___ Records for the exercise

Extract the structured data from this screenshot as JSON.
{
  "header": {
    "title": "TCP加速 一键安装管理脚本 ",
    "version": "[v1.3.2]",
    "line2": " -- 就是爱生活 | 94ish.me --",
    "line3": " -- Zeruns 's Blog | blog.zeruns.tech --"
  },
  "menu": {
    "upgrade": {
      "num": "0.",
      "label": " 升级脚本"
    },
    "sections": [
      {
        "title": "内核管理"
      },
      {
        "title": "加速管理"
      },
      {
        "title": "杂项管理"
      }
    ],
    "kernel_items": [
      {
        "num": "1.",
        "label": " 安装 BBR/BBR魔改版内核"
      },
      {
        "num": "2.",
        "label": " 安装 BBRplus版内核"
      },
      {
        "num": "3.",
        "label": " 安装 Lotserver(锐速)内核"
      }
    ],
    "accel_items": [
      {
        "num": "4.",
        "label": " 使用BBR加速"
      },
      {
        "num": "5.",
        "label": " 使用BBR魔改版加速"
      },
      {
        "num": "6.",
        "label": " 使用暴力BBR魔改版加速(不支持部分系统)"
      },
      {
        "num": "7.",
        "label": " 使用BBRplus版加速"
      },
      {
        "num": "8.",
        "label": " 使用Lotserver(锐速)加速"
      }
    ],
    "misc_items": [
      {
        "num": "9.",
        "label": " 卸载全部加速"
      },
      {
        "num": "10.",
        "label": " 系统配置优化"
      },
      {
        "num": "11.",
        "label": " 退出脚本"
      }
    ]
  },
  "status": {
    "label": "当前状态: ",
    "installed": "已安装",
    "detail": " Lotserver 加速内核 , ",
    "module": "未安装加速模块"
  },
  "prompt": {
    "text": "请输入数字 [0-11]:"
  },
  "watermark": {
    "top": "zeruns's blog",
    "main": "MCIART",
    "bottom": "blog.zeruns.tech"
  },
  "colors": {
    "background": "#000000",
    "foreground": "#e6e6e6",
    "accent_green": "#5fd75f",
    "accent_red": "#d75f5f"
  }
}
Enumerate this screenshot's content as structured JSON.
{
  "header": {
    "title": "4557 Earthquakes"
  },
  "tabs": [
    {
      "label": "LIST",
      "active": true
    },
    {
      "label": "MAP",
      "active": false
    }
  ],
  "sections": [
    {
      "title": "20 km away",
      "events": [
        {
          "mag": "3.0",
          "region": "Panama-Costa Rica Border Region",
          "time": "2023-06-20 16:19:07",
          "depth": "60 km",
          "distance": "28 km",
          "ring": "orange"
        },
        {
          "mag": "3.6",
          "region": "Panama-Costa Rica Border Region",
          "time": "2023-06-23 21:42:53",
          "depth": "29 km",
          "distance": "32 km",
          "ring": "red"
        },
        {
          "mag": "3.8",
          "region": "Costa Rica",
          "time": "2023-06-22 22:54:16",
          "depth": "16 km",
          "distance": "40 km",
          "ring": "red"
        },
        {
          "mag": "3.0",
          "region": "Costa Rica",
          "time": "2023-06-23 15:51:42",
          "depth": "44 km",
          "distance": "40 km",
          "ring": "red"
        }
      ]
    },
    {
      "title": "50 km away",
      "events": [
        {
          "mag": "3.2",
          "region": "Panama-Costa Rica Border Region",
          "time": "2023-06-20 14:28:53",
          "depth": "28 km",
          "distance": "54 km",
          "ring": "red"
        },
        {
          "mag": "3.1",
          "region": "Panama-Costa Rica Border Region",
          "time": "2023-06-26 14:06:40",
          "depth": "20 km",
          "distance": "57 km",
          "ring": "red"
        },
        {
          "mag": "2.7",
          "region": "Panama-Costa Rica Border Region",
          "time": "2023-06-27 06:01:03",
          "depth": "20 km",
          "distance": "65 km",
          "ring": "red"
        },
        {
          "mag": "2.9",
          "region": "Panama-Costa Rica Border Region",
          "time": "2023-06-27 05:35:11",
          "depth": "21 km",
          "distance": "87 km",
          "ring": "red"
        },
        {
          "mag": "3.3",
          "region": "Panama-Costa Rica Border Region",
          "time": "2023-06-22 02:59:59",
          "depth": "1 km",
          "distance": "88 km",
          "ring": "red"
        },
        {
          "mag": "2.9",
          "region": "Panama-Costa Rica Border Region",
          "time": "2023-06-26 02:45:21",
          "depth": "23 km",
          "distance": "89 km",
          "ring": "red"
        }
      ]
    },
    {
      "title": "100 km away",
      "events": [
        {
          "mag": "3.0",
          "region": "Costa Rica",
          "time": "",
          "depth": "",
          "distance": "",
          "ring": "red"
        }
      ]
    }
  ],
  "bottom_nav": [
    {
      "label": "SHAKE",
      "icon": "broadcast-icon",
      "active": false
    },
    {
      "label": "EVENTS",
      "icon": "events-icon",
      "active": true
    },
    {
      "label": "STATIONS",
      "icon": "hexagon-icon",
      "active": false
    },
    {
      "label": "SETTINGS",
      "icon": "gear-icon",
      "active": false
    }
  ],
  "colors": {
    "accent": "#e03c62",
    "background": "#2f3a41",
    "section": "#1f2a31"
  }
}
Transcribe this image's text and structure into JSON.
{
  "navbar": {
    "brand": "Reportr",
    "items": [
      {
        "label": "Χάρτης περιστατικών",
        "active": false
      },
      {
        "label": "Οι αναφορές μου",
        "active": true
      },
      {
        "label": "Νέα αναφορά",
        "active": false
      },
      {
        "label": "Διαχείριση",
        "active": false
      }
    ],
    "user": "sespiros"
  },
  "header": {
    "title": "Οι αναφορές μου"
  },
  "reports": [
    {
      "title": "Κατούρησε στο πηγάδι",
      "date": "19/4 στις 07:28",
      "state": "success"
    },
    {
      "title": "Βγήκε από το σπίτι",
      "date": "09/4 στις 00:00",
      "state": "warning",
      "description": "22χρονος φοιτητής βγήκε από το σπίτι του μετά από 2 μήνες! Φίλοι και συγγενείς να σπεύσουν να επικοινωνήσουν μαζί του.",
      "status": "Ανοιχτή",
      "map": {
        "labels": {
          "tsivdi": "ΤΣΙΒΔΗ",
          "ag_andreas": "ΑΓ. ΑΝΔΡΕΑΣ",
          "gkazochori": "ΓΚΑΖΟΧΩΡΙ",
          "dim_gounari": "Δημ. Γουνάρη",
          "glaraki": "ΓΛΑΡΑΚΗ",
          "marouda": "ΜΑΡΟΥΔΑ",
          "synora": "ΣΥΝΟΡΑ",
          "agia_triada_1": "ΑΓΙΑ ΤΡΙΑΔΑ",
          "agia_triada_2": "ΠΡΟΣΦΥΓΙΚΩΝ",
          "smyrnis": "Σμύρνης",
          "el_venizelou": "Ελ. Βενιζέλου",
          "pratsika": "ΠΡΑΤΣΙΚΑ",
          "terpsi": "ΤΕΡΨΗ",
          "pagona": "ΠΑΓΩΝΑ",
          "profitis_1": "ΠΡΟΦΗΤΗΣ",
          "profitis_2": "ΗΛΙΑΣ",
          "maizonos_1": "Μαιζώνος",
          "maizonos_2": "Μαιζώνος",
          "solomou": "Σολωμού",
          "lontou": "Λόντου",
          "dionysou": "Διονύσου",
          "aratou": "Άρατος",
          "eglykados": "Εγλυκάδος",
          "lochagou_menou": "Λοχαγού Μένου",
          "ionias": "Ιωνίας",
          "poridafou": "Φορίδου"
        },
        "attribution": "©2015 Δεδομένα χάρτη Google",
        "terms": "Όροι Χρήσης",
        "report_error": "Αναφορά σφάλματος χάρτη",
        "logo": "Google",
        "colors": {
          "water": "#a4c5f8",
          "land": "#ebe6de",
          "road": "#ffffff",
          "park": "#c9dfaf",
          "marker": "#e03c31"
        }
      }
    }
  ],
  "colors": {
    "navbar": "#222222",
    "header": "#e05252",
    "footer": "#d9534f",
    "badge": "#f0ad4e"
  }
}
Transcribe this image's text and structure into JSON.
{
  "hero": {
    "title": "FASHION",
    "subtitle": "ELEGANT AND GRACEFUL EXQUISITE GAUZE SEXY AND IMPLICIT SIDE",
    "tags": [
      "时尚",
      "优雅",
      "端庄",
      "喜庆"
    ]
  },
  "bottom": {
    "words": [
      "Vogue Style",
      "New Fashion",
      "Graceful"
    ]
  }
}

______

For this exercise, gather every line of the data that contains the word "date".

→ **Correct output**
      "date": "19/4 στις 07:28",
      "date": "09/4 στις 00:00",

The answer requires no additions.